* _Given records_
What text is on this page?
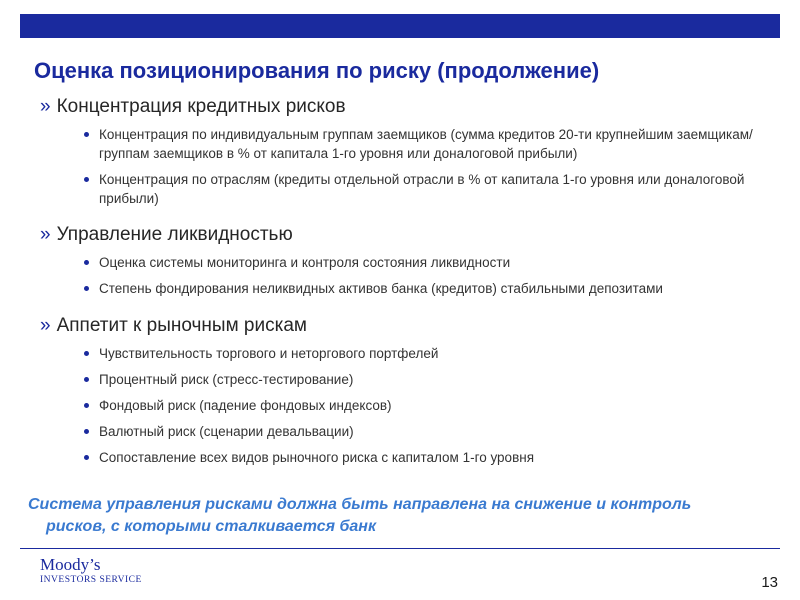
Оценка позиционирования по риску (продолжение)
» Концентрация кредитных рисков
Концентрация по индивидуальным группам заемщиков (сумма кредитов 20-ти крупнейшим заемщикам/группам заемщиков в % от капитала 1-го уровня или доналоговой прибыли)
Концентрация по отраслям (кредиты отдельной отрасли в % от капитала 1-го уровня или доналоговой прибыли)
» Управление ликвидностью
Оценка системы мониторинга и контроля состояния ликвидности
Степень фондирования неликвидных активов банка (кредитов) стабильными депозитами
» Аппетит к рыночным рискам
Чувствительность торгового и неторгового портфелей
Процентный риск (стресс-тестирование)
Фондовый риск (падение фондовых индексов)
Валютный риск (сценарии девальвации)
Сопоставление всех видов рыночного риска с капиталом 1-го уровня

Система управления рисками должна быть направлена на снижение и контроль
рисков, с которыми сталкивается банк

Moody’s
INVESTORS SERVICE	13
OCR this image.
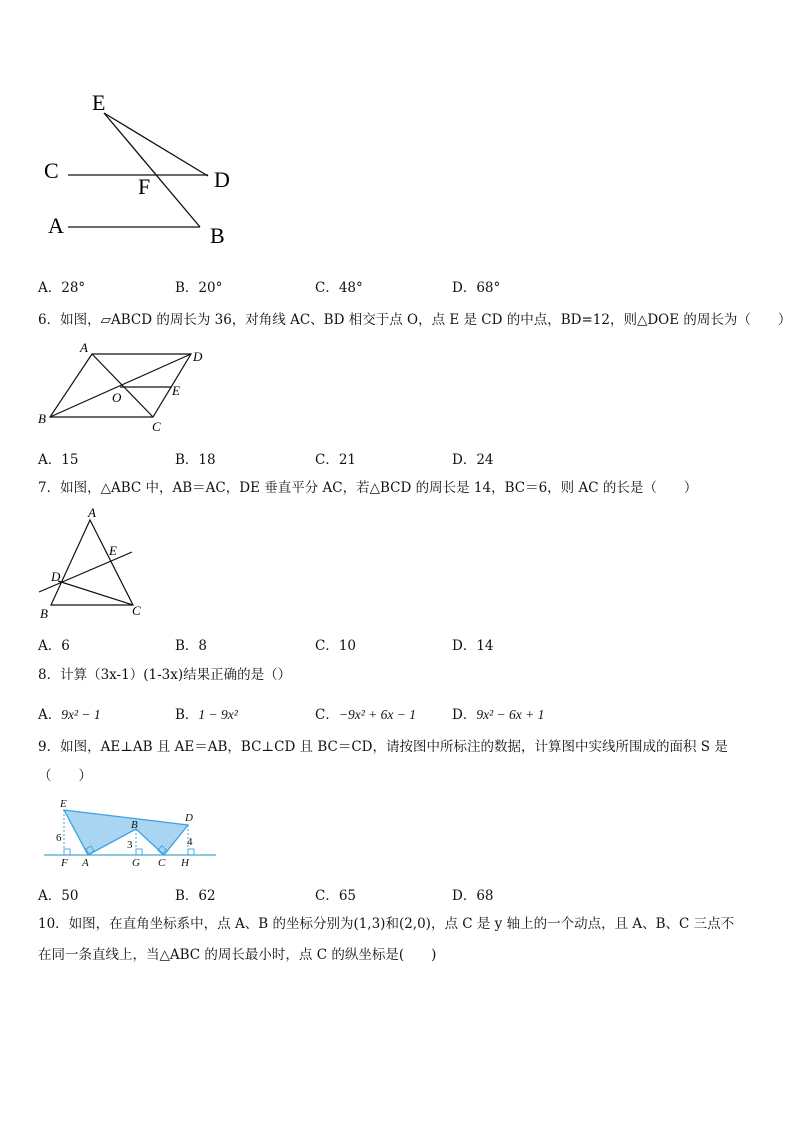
E
C
F	D
A	B
A．28°	B．20°	C．48°	D．68°
6．如图，▱ABCD 的周长为 36，对角线 AC、BD 相交于点 O，点 E 是 CD 的中点，BD=12，则△DOE 的周长为（　　）
A
D
O	E
B
C
A．15	B．18	C．21	D．24
7．如图，△ABC 中，AB＝AC，DE 垂直平分 AC，若△BCD 的周长是 14，BC＝6，则 AC 的长是（　　）
A
E
D
B	C
A．6	B．8	C．10	D．14
8．计算（3x-1）(1-3x)结果正确的是（）
A．9x² − 1	B．1 − 9x²	C．−9x² + 6x − 1	D．9x² − 6x + 1
9．如图，AE⊥AB 且 AE＝AB，BC⊥CD 且 BC＝CD，请按图中所标注的数据，计算图中实线所围成的面积 S 是
（　　）
E
B
D
6
3	4
F A	G C H
A．50	B．62	C．65	D．68
10．如图，在直角坐标系中，点 A、B 的坐标分别为(1,3)和(2,0)，点 C 是 y 轴上的一个动点，且 A、B、C 三点不
在同一条直线上，当△ABC 的周长最小时，点 C 的纵坐标是(　　)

* _Objective_
Write out all the records again, exactly, minus any pictures.

* _Task solution_
What text is on this page?
Оценка позиционирования по риску (продолжение)
» Концентрация кредитных рисков
Концентрация по индивидуальным группам заемщиков (сумма кредитов 20-ти крупнейшим заемщикам/группам заемщиков в % от капитала 1-го уровня или доналоговой прибыли)
Концентрация по отраслям (кредиты отдельной отрасли в % от капитала 1-го уровня или доналоговой прибыли)
» Управление ликвидностью
Оценка системы мониторинга и контроля состояния ликвидности
Степень фондирования неликвидных активов банка (кредитов) стабильными депозитами
» Аппетит к рыночным рискам
Чувствительность торгового и неторгового портфелей
Процентный риск (стресс-тестирование)
Фондовый риск (падение фондовых индексов)
Валютный риск (сценарии девальвации)
Сопоставление всех видов рыночного риска с капиталом 1-го уровня

Система управления рисками должна быть направлена на снижение и контроль
рисков, с которыми сталкивается банк

Moody’s
INVESTORS SERVICE	13
OCR this image.
E
C
F	D
A	B
A．28°	B．20°	C．48°	D．68°
6．如图，▱ABCD 的周长为 36，对角线 AC、BD 相交于点 O，点 E 是 CD 的中点，BD=12，则△DOE 的周长为（　　）
A
D
O	E
B
C
A．15	B．18	C．21	D．24
7．如图，△ABC 中，AB＝AC，DE 垂直平分 AC，若△BCD 的周长是 14，BC＝6，则 AC 的长是（　　）
A
E
D
B	C
A．6	B．8	C．10	D．14
8．计算（3x-1）(1-3x)结果正确的是（）
A．9x² − 1	B．1 − 9x²	C．−9x² + 6x − 1	D．9x² − 6x + 1
9．如图，AE⊥AB 且 AE＝AB，BC⊥CD 且 BC＝CD，请按图中所标注的数据，计算图中实线所围成的面积 S 是
（　　）
E
B
D
6
3	4
F A	G C H
A．50	B．62	C．65	D．68
10．如图，在直角坐标系中，点 A、B 的坐标分别为(1,3)和(2,0)，点 C 是 y 轴上的一个动点，且 A、B、C 三点不
在同一条直线上，当△ABC 的周长最小时，点 C 的纵坐标是(　　)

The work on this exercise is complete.